PROBLEM DETAILS:
Extract the complete listing and repeat it word for word.

[Start of THE INPUT]

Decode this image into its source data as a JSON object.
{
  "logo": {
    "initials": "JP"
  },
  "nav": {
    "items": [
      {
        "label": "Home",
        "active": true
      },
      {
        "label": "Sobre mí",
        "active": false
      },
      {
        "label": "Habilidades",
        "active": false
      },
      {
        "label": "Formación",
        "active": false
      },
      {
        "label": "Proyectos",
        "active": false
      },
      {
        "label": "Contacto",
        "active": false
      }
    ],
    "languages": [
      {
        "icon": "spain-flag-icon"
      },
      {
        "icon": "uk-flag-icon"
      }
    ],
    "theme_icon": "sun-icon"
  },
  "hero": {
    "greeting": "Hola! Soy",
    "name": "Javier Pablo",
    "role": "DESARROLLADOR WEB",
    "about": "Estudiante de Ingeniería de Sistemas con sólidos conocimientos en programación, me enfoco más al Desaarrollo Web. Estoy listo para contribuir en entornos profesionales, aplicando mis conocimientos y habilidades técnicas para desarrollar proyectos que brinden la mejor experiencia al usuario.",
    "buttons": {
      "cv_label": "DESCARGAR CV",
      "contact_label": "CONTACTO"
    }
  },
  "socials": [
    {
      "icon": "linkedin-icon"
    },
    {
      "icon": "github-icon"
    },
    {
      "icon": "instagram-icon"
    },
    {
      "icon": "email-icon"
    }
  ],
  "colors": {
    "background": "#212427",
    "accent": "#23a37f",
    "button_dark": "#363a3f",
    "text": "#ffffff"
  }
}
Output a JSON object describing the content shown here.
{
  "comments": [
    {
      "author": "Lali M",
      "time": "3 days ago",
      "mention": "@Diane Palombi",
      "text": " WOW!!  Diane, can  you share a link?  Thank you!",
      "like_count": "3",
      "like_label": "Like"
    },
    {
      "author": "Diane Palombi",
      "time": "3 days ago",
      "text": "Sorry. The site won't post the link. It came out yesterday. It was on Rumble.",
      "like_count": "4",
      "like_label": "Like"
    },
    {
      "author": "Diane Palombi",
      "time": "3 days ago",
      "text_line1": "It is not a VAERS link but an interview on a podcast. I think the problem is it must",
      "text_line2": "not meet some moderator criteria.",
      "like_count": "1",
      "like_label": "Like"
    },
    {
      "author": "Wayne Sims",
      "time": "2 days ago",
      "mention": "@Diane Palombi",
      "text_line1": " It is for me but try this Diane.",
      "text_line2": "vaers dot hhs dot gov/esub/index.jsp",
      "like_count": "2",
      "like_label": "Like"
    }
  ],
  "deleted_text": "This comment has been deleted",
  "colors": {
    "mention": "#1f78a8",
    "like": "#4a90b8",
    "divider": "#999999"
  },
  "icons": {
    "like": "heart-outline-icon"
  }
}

[End of THE INPUT]

OUTPUT FOR THIS EXERCISE:
Decode this image into its source data as a JSON object.
{
  "logo": {
    "initials": "JP"
  },
  "nav": {
    "items": [
      {
        "label": "Home",
        "active": true
      },
      {
        "label": "Sobre mí",
        "active": false
      },
      {
        "label": "Habilidades",
        "active": false
      },
      {
        "label": "Formación",
        "active": false
      },
      {
        "label": "Proyectos",
        "active": false
      },
      {
        "label": "Contacto",
        "active": false
      }
    ],
    "languages": [
      {
        "icon": "spain-flag-icon"
      },
      {
        "icon": "uk-flag-icon"
      }
    ],
    "theme_icon": "sun-icon"
  },
  "hero": {
    "greeting": "Hola! Soy",
    "name": "Javier Pablo",
    "role": "DESARROLLADOR WEB",
    "about": "Estudiante de Ingeniería de Sistemas con sólidos conocimientos en programación, me enfoco más al Desaarrollo Web. Estoy listo para contribuir en entornos profesionales, aplicando mis conocimientos y habilidades técnicas para desarrollar proyectos que brinden la mejor experiencia al usuario.",
    "buttons": {
      "cv_label": "DESCARGAR CV",
      "contact_label": "CONTACTO"
    }
  },
  "socials": [
    {
      "icon": "linkedin-icon"
    },
    {
      "icon": "github-icon"
    },
    {
      "icon": "instagram-icon"
    },
    {
      "icon": "email-icon"
    }
  ],
  "colors": {
    "background": "#212427",
    "accent": "#23a37f",
    "button_dark": "#363a3f",
    "text": "#ffffff"
  }
}
Output a JSON object describing the content shown here.
{
  "comments": [
    {
      "author": "Lali M",
      "time": "3 days ago",
      "mention": "@Diane Palombi",
      "text": " WOW!!  Diane, can  you share a link?  Thank you!",
      "like_count": "3",
      "like_label": "Like"
    },
    {
      "author": "Diane Palombi",
      "time": "3 days ago",
      "text": "Sorry. The site won't post the link. It came out yesterday. It was on Rumble.",
      "like_count": "4",
      "like_label": "Like"
    },
    {
      "author": "Diane Palombi",
      "time": "3 days ago",
      "text_line1": "It is not a VAERS link but an interview on a podcast. I think the problem is it must",
      "text_line2": "not meet some moderator criteria.",
      "like_count": "1",
      "like_label": "Like"
    },
    {
      "author": "Wayne Sims",
      "time": "2 days ago",
      "mention": "@Diane Palombi",
      "text_line1": " It is for me but try this Diane.",
      "text_line2": "vaers dot hhs dot gov/esub/index.jsp",
      "like_count": "2",
      "like_label": "Like"
    }
  ],
  "deleted_text": "This comment has been deleted",
  "colors": {
    "mention": "#1f78a8",
    "like": "#4a90b8",
    "divider": "#999999"
  },
  "icons": {
    "like": "heart-outline-icon"
  }
}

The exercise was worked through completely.